Your objective >> Locate every line that holds the string "fordi" and copy it.
_ _ _
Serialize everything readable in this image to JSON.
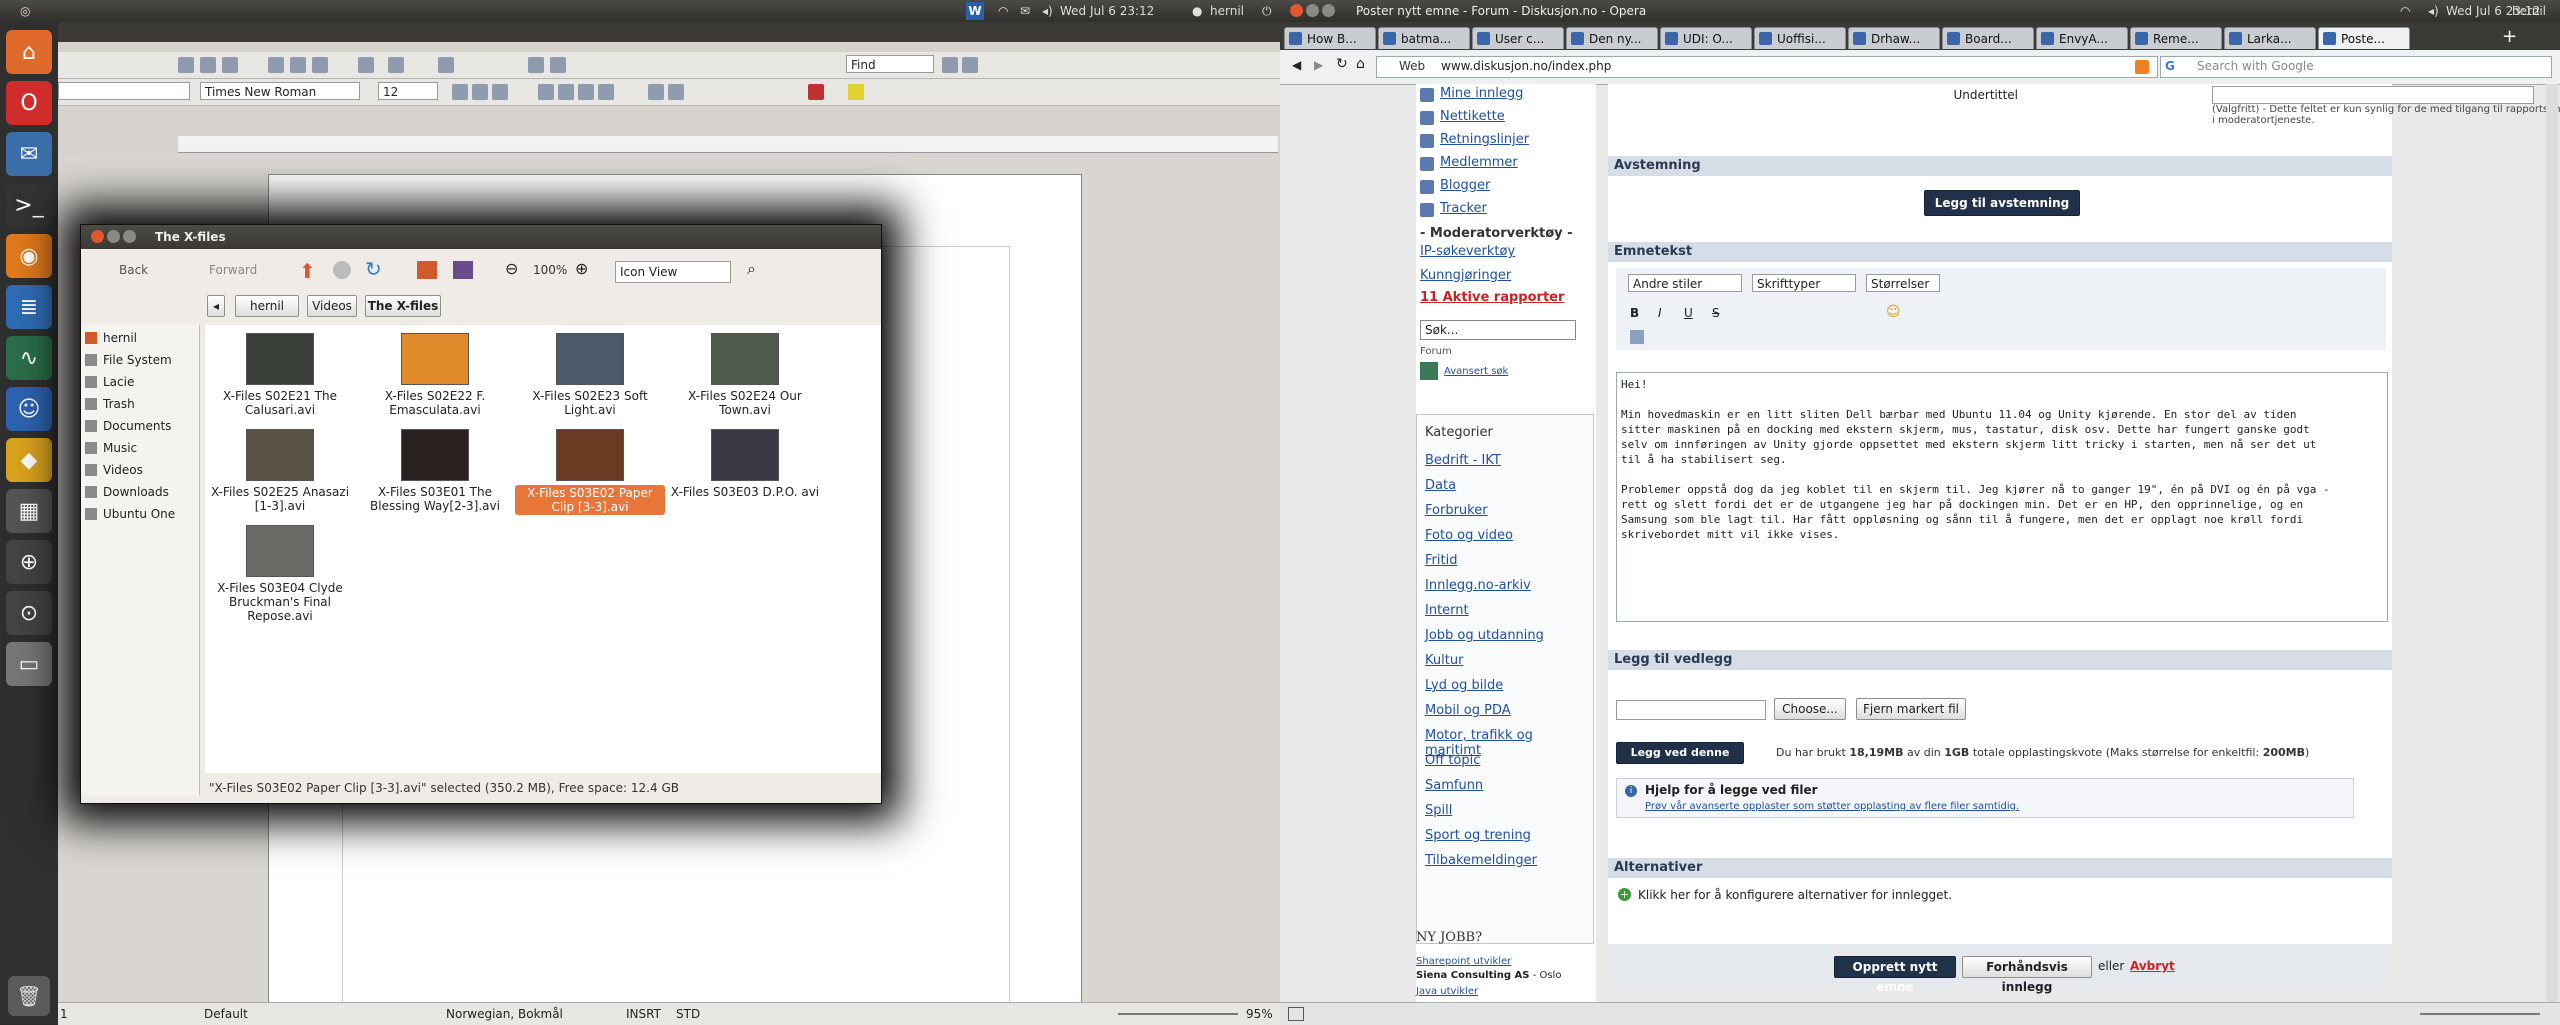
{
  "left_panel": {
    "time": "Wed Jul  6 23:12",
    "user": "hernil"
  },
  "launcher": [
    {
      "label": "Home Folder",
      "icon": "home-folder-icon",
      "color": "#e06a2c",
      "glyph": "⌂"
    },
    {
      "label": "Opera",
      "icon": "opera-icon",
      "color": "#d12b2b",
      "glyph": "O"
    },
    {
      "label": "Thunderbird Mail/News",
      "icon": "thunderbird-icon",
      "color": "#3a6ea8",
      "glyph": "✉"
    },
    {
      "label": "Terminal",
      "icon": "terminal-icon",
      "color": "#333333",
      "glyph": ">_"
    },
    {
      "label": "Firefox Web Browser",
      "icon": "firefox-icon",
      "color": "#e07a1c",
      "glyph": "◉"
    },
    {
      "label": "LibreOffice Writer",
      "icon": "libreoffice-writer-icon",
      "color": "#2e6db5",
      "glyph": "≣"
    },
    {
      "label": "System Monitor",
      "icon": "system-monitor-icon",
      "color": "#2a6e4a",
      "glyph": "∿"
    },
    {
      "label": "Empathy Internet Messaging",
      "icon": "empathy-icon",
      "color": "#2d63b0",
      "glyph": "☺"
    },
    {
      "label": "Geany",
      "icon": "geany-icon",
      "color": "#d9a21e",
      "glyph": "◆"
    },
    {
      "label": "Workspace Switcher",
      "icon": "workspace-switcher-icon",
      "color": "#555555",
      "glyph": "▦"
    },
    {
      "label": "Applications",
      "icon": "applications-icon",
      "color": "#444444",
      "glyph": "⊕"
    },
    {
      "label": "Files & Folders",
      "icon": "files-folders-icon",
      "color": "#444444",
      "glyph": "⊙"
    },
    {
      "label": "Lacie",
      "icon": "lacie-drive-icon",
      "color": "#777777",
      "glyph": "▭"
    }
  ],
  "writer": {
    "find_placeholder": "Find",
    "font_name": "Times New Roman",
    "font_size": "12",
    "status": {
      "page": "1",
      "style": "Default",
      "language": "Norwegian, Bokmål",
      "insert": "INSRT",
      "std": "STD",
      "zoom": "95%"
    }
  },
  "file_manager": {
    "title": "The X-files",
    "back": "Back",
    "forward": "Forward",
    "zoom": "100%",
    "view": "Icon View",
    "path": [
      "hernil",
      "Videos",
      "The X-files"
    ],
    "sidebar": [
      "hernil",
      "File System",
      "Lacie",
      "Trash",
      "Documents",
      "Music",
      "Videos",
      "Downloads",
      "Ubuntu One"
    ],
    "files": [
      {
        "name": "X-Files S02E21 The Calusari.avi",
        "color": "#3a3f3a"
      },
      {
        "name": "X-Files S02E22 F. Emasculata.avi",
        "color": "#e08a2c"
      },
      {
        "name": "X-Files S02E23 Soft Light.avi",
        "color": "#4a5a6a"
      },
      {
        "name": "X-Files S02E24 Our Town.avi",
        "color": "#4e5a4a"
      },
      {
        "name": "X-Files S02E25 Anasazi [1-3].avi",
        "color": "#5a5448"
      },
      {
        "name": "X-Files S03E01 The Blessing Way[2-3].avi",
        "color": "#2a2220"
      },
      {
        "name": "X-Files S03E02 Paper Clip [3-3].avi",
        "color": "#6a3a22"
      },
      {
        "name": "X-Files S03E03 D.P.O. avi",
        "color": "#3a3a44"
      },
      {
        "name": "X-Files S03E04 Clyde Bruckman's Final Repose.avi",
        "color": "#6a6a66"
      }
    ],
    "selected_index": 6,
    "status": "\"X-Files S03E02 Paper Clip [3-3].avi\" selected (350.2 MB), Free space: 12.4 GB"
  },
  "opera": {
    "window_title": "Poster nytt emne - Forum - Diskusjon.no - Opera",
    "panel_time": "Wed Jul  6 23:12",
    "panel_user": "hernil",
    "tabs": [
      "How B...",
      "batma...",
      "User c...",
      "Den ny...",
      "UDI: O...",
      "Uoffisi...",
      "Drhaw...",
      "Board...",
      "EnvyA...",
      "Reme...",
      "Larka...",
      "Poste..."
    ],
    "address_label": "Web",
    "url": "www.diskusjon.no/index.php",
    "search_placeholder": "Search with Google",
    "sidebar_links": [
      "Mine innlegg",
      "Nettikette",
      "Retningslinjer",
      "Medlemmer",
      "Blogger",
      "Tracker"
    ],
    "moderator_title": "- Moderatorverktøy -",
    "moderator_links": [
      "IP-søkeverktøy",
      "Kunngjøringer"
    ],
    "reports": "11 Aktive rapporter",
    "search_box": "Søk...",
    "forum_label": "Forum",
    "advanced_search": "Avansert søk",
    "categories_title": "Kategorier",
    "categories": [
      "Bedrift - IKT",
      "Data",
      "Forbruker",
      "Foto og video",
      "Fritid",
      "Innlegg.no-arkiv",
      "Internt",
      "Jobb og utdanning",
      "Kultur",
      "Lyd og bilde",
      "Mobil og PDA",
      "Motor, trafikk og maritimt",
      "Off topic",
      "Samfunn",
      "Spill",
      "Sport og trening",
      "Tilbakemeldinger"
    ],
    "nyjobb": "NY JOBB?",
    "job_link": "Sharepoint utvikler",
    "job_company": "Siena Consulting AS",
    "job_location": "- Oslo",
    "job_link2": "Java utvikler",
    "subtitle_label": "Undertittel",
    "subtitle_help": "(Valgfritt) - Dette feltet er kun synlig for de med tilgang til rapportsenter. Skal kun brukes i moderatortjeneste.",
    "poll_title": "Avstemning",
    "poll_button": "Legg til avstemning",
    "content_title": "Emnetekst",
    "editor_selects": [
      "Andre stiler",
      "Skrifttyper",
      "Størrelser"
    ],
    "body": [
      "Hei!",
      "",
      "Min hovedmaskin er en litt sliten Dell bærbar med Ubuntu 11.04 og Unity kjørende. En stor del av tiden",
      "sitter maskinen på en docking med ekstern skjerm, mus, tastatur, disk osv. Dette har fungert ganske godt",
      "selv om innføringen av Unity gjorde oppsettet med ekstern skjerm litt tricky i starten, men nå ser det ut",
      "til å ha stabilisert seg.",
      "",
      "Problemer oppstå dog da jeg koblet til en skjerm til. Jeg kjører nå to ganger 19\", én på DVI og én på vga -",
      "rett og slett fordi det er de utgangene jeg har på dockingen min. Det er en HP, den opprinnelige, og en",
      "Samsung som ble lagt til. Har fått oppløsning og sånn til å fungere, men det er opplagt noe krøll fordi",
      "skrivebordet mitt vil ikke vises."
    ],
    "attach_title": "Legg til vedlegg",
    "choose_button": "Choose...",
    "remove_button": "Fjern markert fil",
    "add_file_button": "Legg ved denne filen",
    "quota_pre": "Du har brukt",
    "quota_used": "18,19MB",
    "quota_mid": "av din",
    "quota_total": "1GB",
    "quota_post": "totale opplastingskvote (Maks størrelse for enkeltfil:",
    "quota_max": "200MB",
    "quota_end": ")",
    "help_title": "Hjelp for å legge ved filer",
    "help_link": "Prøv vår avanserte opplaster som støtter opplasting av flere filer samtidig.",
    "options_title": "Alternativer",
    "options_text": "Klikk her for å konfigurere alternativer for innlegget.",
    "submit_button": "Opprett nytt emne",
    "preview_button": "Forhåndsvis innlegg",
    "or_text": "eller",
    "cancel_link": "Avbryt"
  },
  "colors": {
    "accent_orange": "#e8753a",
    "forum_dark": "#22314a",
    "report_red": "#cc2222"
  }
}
_ _ _
Expected answer >>
      "rett og slett fordi det er de utgangene jeg har på dockingen min. Det er en HP, den opprinnelige, og en",
      "Samsung som ble lagt til. Har fått oppløsning og sånn til å fungere, men det er opplagt noe krøll fordi",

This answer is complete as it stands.